### PROBLEM TO WORK ON
Drop the pictures from the entries below, then reproduce the rest exactly.
*** MATERIAL PROVIDED ***
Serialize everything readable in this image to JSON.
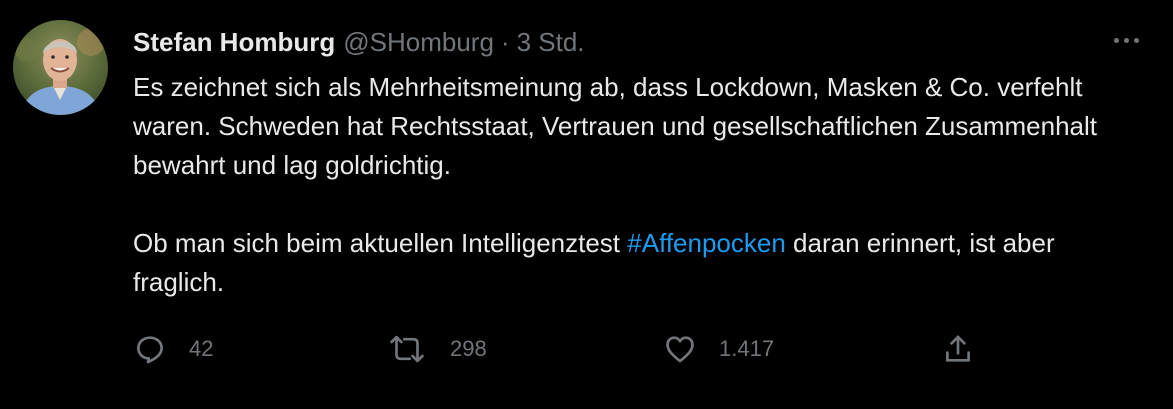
{
  "author": {
    "display_name": "Stefan Homburg",
    "handle": "@SHomburg",
    "separator": "·",
    "timestamp": "3 Std."
  },
  "tweet": {
    "paragraph1": "Es zeichnet sich als Mehrheitsmeinung ab, dass Lockdown, Masken & Co. verfehlt waren. Schweden hat Rechtsstaat, Vertrauen und gesellschaftlichen Zusammenhalt bewahrt und lag goldrichtig.",
    "paragraph2_before": "Ob man sich beim aktuellen Intelligenztest ",
    "hashtag": "#Affenpocken",
    "paragraph2_after": " daran erinnert, ist aber fraglich."
  },
  "actions": {
    "replies": "42",
    "retweets": "298",
    "likes": "1.417"
  },
  "icons": {
    "more": "more-horizontal-icon",
    "reply": "reply-icon",
    "retweet": "retweet-icon",
    "like": "heart-icon",
    "share": "share-icon"
  },
  "colors": {
    "background": "#000000",
    "text": "#e7e9ea",
    "secondary": "#71767b",
    "link": "#1d9bf0"
  }
}
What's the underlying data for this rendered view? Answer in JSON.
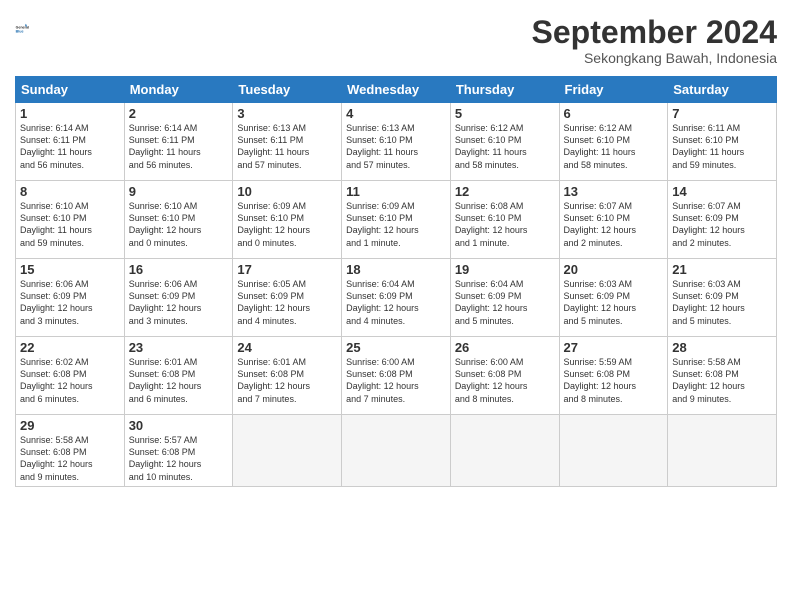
{
  "header": {
    "logo_general": "General",
    "logo_blue": "Blue",
    "month_title": "September 2024",
    "subtitle": "Sekongkang Bawah, Indonesia"
  },
  "weekdays": [
    "Sunday",
    "Monday",
    "Tuesday",
    "Wednesday",
    "Thursday",
    "Friday",
    "Saturday"
  ],
  "weeks": [
    [
      {
        "day": "1",
        "info": "Sunrise: 6:14 AM\nSunset: 6:11 PM\nDaylight: 11 hours\nand 56 minutes."
      },
      {
        "day": "2",
        "info": "Sunrise: 6:14 AM\nSunset: 6:11 PM\nDaylight: 11 hours\nand 56 minutes."
      },
      {
        "day": "3",
        "info": "Sunrise: 6:13 AM\nSunset: 6:11 PM\nDaylight: 11 hours\nand 57 minutes."
      },
      {
        "day": "4",
        "info": "Sunrise: 6:13 AM\nSunset: 6:10 PM\nDaylight: 11 hours\nand 57 minutes."
      },
      {
        "day": "5",
        "info": "Sunrise: 6:12 AM\nSunset: 6:10 PM\nDaylight: 11 hours\nand 58 minutes."
      },
      {
        "day": "6",
        "info": "Sunrise: 6:12 AM\nSunset: 6:10 PM\nDaylight: 11 hours\nand 58 minutes."
      },
      {
        "day": "7",
        "info": "Sunrise: 6:11 AM\nSunset: 6:10 PM\nDaylight: 11 hours\nand 59 minutes."
      }
    ],
    [
      {
        "day": "8",
        "info": "Sunrise: 6:10 AM\nSunset: 6:10 PM\nDaylight: 11 hours\nand 59 minutes."
      },
      {
        "day": "9",
        "info": "Sunrise: 6:10 AM\nSunset: 6:10 PM\nDaylight: 12 hours\nand 0 minutes."
      },
      {
        "day": "10",
        "info": "Sunrise: 6:09 AM\nSunset: 6:10 PM\nDaylight: 12 hours\nand 0 minutes."
      },
      {
        "day": "11",
        "info": "Sunrise: 6:09 AM\nSunset: 6:10 PM\nDaylight: 12 hours\nand 1 minute."
      },
      {
        "day": "12",
        "info": "Sunrise: 6:08 AM\nSunset: 6:10 PM\nDaylight: 12 hours\nand 1 minute."
      },
      {
        "day": "13",
        "info": "Sunrise: 6:07 AM\nSunset: 6:10 PM\nDaylight: 12 hours\nand 2 minutes."
      },
      {
        "day": "14",
        "info": "Sunrise: 6:07 AM\nSunset: 6:09 PM\nDaylight: 12 hours\nand 2 minutes."
      }
    ],
    [
      {
        "day": "15",
        "info": "Sunrise: 6:06 AM\nSunset: 6:09 PM\nDaylight: 12 hours\nand 3 minutes."
      },
      {
        "day": "16",
        "info": "Sunrise: 6:06 AM\nSunset: 6:09 PM\nDaylight: 12 hours\nand 3 minutes."
      },
      {
        "day": "17",
        "info": "Sunrise: 6:05 AM\nSunset: 6:09 PM\nDaylight: 12 hours\nand 4 minutes."
      },
      {
        "day": "18",
        "info": "Sunrise: 6:04 AM\nSunset: 6:09 PM\nDaylight: 12 hours\nand 4 minutes."
      },
      {
        "day": "19",
        "info": "Sunrise: 6:04 AM\nSunset: 6:09 PM\nDaylight: 12 hours\nand 5 minutes."
      },
      {
        "day": "20",
        "info": "Sunrise: 6:03 AM\nSunset: 6:09 PM\nDaylight: 12 hours\nand 5 minutes."
      },
      {
        "day": "21",
        "info": "Sunrise: 6:03 AM\nSunset: 6:09 PM\nDaylight: 12 hours\nand 5 minutes."
      }
    ],
    [
      {
        "day": "22",
        "info": "Sunrise: 6:02 AM\nSunset: 6:08 PM\nDaylight: 12 hours\nand 6 minutes."
      },
      {
        "day": "23",
        "info": "Sunrise: 6:01 AM\nSunset: 6:08 PM\nDaylight: 12 hours\nand 6 minutes."
      },
      {
        "day": "24",
        "info": "Sunrise: 6:01 AM\nSunset: 6:08 PM\nDaylight: 12 hours\nand 7 minutes."
      },
      {
        "day": "25",
        "info": "Sunrise: 6:00 AM\nSunset: 6:08 PM\nDaylight: 12 hours\nand 7 minutes."
      },
      {
        "day": "26",
        "info": "Sunrise: 6:00 AM\nSunset: 6:08 PM\nDaylight: 12 hours\nand 8 minutes."
      },
      {
        "day": "27",
        "info": "Sunrise: 5:59 AM\nSunset: 6:08 PM\nDaylight: 12 hours\nand 8 minutes."
      },
      {
        "day": "28",
        "info": "Sunrise: 5:58 AM\nSunset: 6:08 PM\nDaylight: 12 hours\nand 9 minutes."
      }
    ],
    [
      {
        "day": "29",
        "info": "Sunrise: 5:58 AM\nSunset: 6:08 PM\nDaylight: 12 hours\nand 9 minutes."
      },
      {
        "day": "30",
        "info": "Sunrise: 5:57 AM\nSunset: 6:08 PM\nDaylight: 12 hours\nand 10 minutes."
      },
      {
        "day": "",
        "info": ""
      },
      {
        "day": "",
        "info": ""
      },
      {
        "day": "",
        "info": ""
      },
      {
        "day": "",
        "info": ""
      },
      {
        "day": "",
        "info": ""
      }
    ]
  ]
}
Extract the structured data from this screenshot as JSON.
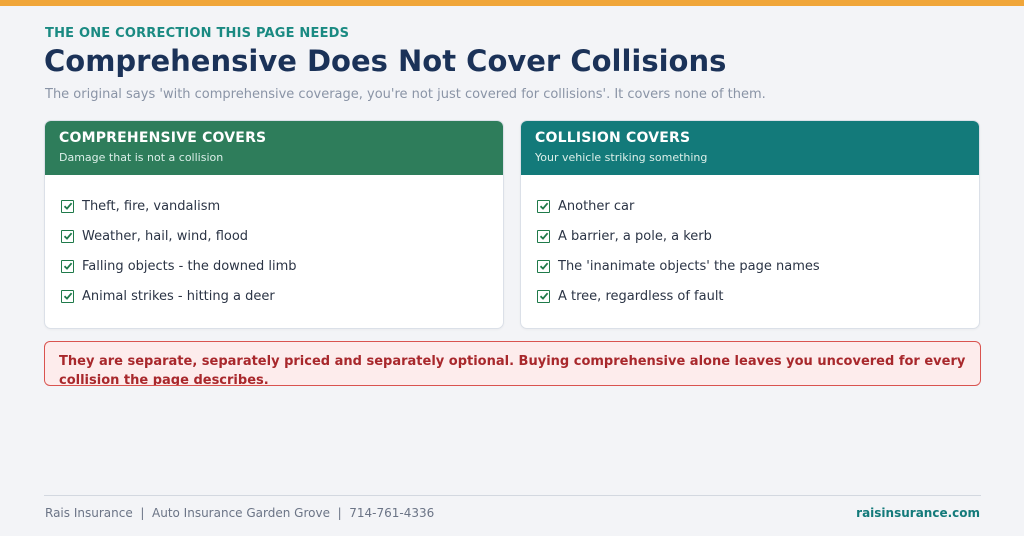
{
  "header": {
    "eyebrow": "THE ONE CORRECTION THIS PAGE NEEDS",
    "title": "Comprehensive Does Not Cover Collisions",
    "subtitle": "The original says 'with comprehensive coverage, you're not just covered for collisions'. It covers none of them."
  },
  "cards": [
    {
      "title": "COMPREHENSIVE COVERS",
      "subtitle": "Damage that is not a collision",
      "items": [
        "Theft, fire, vandalism",
        "Weather, hail, wind, flood",
        "Falling objects - the downed limb",
        "Animal strikes - hitting a deer"
      ]
    },
    {
      "title": "COLLISION COVERS",
      "subtitle": "Your vehicle striking something",
      "items": [
        "Another car",
        "A barrier, a pole, a kerb",
        "The 'inanimate objects' the page names",
        "A tree, regardless of fault"
      ]
    }
  ],
  "warning": "They are separate, separately priced and separately optional. Buying comprehensive alone leaves you uncovered for every collision the page describes.",
  "footer": {
    "left": "Rais Insurance  |  Auto Insurance Garden Grove  |  714-761-4336",
    "right": "raisinsurance.com"
  },
  "colors": {
    "accent_bar": "#f0a63a",
    "comprehensive_header": "#2e7d5b",
    "collision_header": "#137a7a",
    "warning_text": "#a8282c"
  },
  "icons": {
    "item_marker": "checkbox-checked-icon"
  }
}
***
### WRITTEN REPLY
Serialize everything readable in this image to JSON.
{
  "author": {
    "display_name": "Stefan Homburg",
    "handle": "@SHomburg",
    "separator": "·",
    "timestamp": "3 Std."
  },
  "tweet": {
    "paragraph1": "Es zeichnet sich als Mehrheitsmeinung ab, dass Lockdown, Masken & Co. verfehlt waren. Schweden hat Rechtsstaat, Vertrauen und gesellschaftlichen Zusammenhalt bewahrt und lag goldrichtig.",
    "paragraph2_before": "Ob man sich beim aktuellen Intelligenztest ",
    "hashtag": "#Affenpocken",
    "paragraph2_after": " daran erinnert, ist aber fraglich."
  },
  "actions": {
    "replies": "42",
    "retweets": "298",
    "likes": "1.417"
  },
  "icons": {
    "more": "more-horizontal-icon",
    "reply": "reply-icon",
    "retweet": "retweet-icon",
    "like": "heart-icon",
    "share": "share-icon"
  },
  "colors": {
    "background": "#000000",
    "text": "#e7e9ea",
    "secondary": "#71767b",
    "link": "#1d9bf0"
  }
}
What's the underlying data for this rendered view? Answer in JSON.
{
  "header": {
    "logo_general": "General",
    "logo_blue": "Blue",
    "month_title": "September 2024",
    "subtitle": "Sekongkang Bawah, Indonesia"
  },
  "weekdays": [
    "Sunday",
    "Monday",
    "Tuesday",
    "Wednesday",
    "Thursday",
    "Friday",
    "Saturday"
  ],
  "weeks": [
    [
      {
        "day": "1",
        "info": "Sunrise: 6:14 AM\nSunset: 6:11 PM\nDaylight: 11 hours\nand 56 minutes."
      },
      {
        "day": "2",
        "info": "Sunrise: 6:14 AM\nSunset: 6:11 PM\nDaylight: 11 hours\nand 56 minutes."
      },
      {
        "day": "3",
        "info": "Sunrise: 6:13 AM\nSunset: 6:11 PM\nDaylight: 11 hours\nand 57 minutes."
      },
      {
        "day": "4",
        "info": "Sunrise: 6:13 AM\nSunset: 6:10 PM\nDaylight: 11 hours\nand 57 minutes."
      },
      {
        "day": "5",
        "info": "Sunrise: 6:12 AM\nSunset: 6:10 PM\nDaylight: 11 hours\nand 58 minutes."
      },
      {
        "day": "6",
        "info": "Sunrise: 6:12 AM\nSunset: 6:10 PM\nDaylight: 11 hours\nand 58 minutes."
      },
      {
        "day": "7",
        "info": "Sunrise: 6:11 AM\nSunset: 6:10 PM\nDaylight: 11 hours\nand 59 minutes."
      }
    ],
    [
      {
        "day": "8",
        "info": "Sunrise: 6:10 AM\nSunset: 6:10 PM\nDaylight: 11 hours\nand 59 minutes."
      },
      {
        "day": "9",
        "info": "Sunrise: 6:10 AM\nSunset: 6:10 PM\nDaylight: 12 hours\nand 0 minutes."
      },
      {
        "day": "10",
        "info": "Sunrise: 6:09 AM\nSunset: 6:10 PM\nDaylight: 12 hours\nand 0 minutes."
      },
      {
        "day": "11",
        "info": "Sunrise: 6:09 AM\nSunset: 6:10 PM\nDaylight: 12 hours\nand 1 minute."
      },
      {
        "day": "12",
        "info": "Sunrise: 6:08 AM\nSunset: 6:10 PM\nDaylight: 12 hours\nand 1 minute."
      },
      {
        "day": "13",
        "info": "Sunrise: 6:07 AM\nSunset: 6:10 PM\nDaylight: 12 hours\nand 2 minutes."
      },
      {
        "day": "14",
        "info": "Sunrise: 6:07 AM\nSunset: 6:09 PM\nDaylight: 12 hours\nand 2 minutes."
      }
    ],
    [
      {
        "day": "15",
        "info": "Sunrise: 6:06 AM\nSunset: 6:09 PM\nDaylight: 12 hours\nand 3 minutes."
      },
      {
        "day": "16",
        "info": "Sunrise: 6:06 AM\nSunset: 6:09 PM\nDaylight: 12 hours\nand 3 minutes."
      },
      {
        "day": "17",
        "info": "Sunrise: 6:05 AM\nSunset: 6:09 PM\nDaylight: 12 hours\nand 4 minutes."
      },
      {
        "day": "18",
        "info": "Sunrise: 6:04 AM\nSunset: 6:09 PM\nDaylight: 12 hours\nand 4 minutes."
      },
      {
        "day": "19",
        "info": "Sunrise: 6:04 AM\nSunset: 6:09 PM\nDaylight: 12 hours\nand 5 minutes."
      },
      {
        "day": "20",
        "info": "Sunrise: 6:03 AM\nSunset: 6:09 PM\nDaylight: 12 hours\nand 5 minutes."
      },
      {
        "day": "21",
        "info": "Sunrise: 6:03 AM\nSunset: 6:09 PM\nDaylight: 12 hours\nand 5 minutes."
      }
    ],
    [
      {
        "day": "22",
        "info": "Sunrise: 6:02 AM\nSunset: 6:08 PM\nDaylight: 12 hours\nand 6 minutes."
      },
      {
        "day": "23",
        "info": "Sunrise: 6:01 AM\nSunset: 6:08 PM\nDaylight: 12 hours\nand 6 minutes."
      },
      {
        "day": "24",
        "info": "Sunrise: 6:01 AM\nSunset: 6:08 PM\nDaylight: 12 hours\nand 7 minutes."
      },
      {
        "day": "25",
        "info": "Sunrise: 6:00 AM\nSunset: 6:08 PM\nDaylight: 12 hours\nand 7 minutes."
      },
      {
        "day": "26",
        "info": "Sunrise: 6:00 AM\nSunset: 6:08 PM\nDaylight: 12 hours\nand 8 minutes."
      },
      {
        "day": "27",
        "info": "Sunrise: 5:59 AM\nSunset: 6:08 PM\nDaylight: 12 hours\nand 8 minutes."
      },
      {
        "day": "28",
        "info": "Sunrise: 5:58 AM\nSunset: 6:08 PM\nDaylight: 12 hours\nand 9 minutes."
      }
    ],
    [
      {
        "day": "29",
        "info": "Sunrise: 5:58 AM\nSunset: 6:08 PM\nDaylight: 12 hours\nand 9 minutes."
      },
      {
        "day": "30",
        "info": "Sunrise: 5:57 AM\nSunset: 6:08 PM\nDaylight: 12 hours\nand 10 minutes."
      },
      {
        "day": "",
        "info": ""
      },
      {
        "day": "",
        "info": ""
      },
      {
        "day": "",
        "info": ""
      },
      {
        "day": "",
        "info": ""
      },
      {
        "day": "",
        "info": ""
      }
    ]
  ]
}
Extract the structured data from this screenshot as JSON.
{
  "header": {
    "eyebrow": "THE ONE CORRECTION THIS PAGE NEEDS",
    "title": "Comprehensive Does Not Cover Collisions",
    "subtitle": "The original says 'with comprehensive coverage, you're not just covered for collisions'. It covers none of them."
  },
  "cards": [
    {
      "title": "COMPREHENSIVE COVERS",
      "subtitle": "Damage that is not a collision",
      "items": [
        "Theft, fire, vandalism",
        "Weather, hail, wind, flood",
        "Falling objects - the downed limb",
        "Animal strikes - hitting a deer"
      ]
    },
    {
      "title": "COLLISION COVERS",
      "subtitle": "Your vehicle striking something",
      "items": [
        "Another car",
        "A barrier, a pole, a kerb",
        "The 'inanimate objects' the page names",
        "A tree, regardless of fault"
      ]
    }
  ],
  "warning": "They are separate, separately priced and separately optional. Buying comprehensive alone leaves you uncovered for every collision the page describes.",
  "footer": {
    "left": "Rais Insurance  |  Auto Insurance Garden Grove  |  714-761-4336",
    "right": "raisinsurance.com"
  },
  "colors": {
    "accent_bar": "#f0a63a",
    "comprehensive_header": "#2e7d5b",
    "collision_header": "#137a7a",
    "warning_text": "#a8282c"
  },
  "icons": {
    "item_marker": "checkbox-checked-icon"
  }
}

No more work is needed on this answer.